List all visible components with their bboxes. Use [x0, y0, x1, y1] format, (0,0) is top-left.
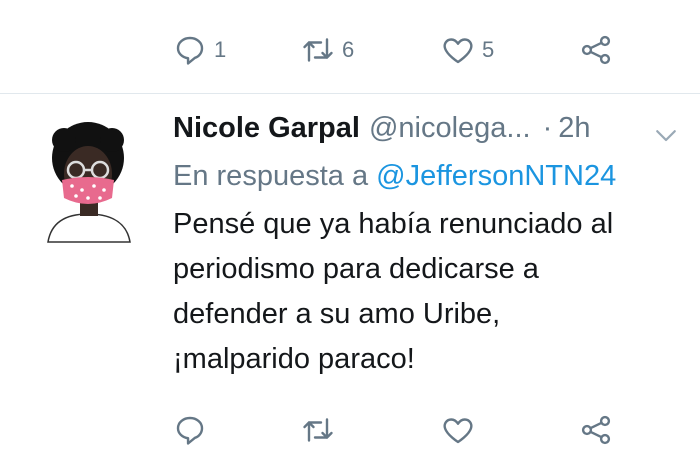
- tweet-header: Nicole Garpal @nicolega... · 2h: [173, 112, 693, 156]
- tweet: Nicole Garpal @nicolega... · 2h En respu…: [173, 112, 693, 382]
- share-icon: [578, 32, 614, 68]
- share-button[interactable]: [578, 400, 614, 460]
- retweet-icon: [300, 32, 336, 68]
- reply-button[interactable]: 1: [172, 20, 226, 80]
- reply-button[interactable]: [172, 400, 208, 460]
- time-separator: ·: [542, 112, 553, 144]
- reply-icon: [172, 32, 208, 68]
- share-icon: [578, 412, 614, 448]
- reply-count: 1: [214, 37, 227, 62]
- tweet-action-bar: [0, 400, 700, 460]
- chevron-down-icon[interactable]: [651, 120, 681, 150]
- reply-mention-link[interactable]: @JeffersonNTN24: [376, 160, 616, 192]
- share-button[interactable]: [578, 20, 614, 80]
- previous-tweet-action-bar: 1 6 5: [0, 20, 700, 80]
- display-name[interactable]: Nicole Garpal: [173, 112, 360, 145]
- retweet-icon: [300, 412, 336, 448]
- like-count: 5: [482, 37, 495, 62]
- like-button[interactable]: 5: [440, 20, 494, 80]
- reply-icon: [172, 412, 208, 448]
- tweet-text: Pensé que ya había renunciado al periodi…: [173, 202, 693, 382]
- reply-prefix: En respuesta a: [173, 160, 369, 192]
- retweet-count: 6: [342, 37, 355, 62]
- tweet-text-line: ¡malparido paraco!: [173, 343, 415, 375]
- retweet-button[interactable]: [300, 400, 336, 460]
- like-button[interactable]: [440, 400, 476, 460]
- tweet-divider: [0, 93, 700, 94]
- avatar[interactable]: [42, 118, 134, 246]
- retweet-button[interactable]: 6: [300, 20, 354, 80]
- heart-icon: [440, 412, 476, 448]
- tweet-text-line: periodismo para dedicarse a: [173, 253, 539, 285]
- tweet-text-line: Pensé que ya había renunciado al: [173, 208, 614, 240]
- heart-icon: [440, 32, 476, 68]
- tweet-text-line: defender a su amo Uribe,: [173, 298, 501, 330]
- tweet-time[interactable]: 2h: [558, 112, 590, 145]
- reply-context: En respuesta a @JeffersonNTN24: [173, 160, 693, 200]
- user-handle[interactable]: @nicolega...: [369, 112, 531, 145]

## Written request
Rewrite the items from the line that has "- tweet-header: Nicole" through the line that has "- reply-icon: [172, 32, 208, 68]", changing "time-separator" to "dot-separator" and leaving everything else as it is.

## Completed task
- tweet-header: Nicole Garpal @nicolega... · 2h: [173, 112, 693, 156]
- tweet: Nicole Garpal @nicolega... · 2h En respu…: [173, 112, 693, 382]
- share-icon: [578, 32, 614, 68]
- share-button[interactable]: [578, 400, 614, 460]
- retweet-icon: [300, 32, 336, 68]
- reply-button[interactable]: 1: [172, 20, 226, 80]
- reply-button[interactable]: [172, 400, 208, 460]
- dot-separator: ·: [542, 112, 553, 144]
- reply-icon: [172, 32, 208, 68]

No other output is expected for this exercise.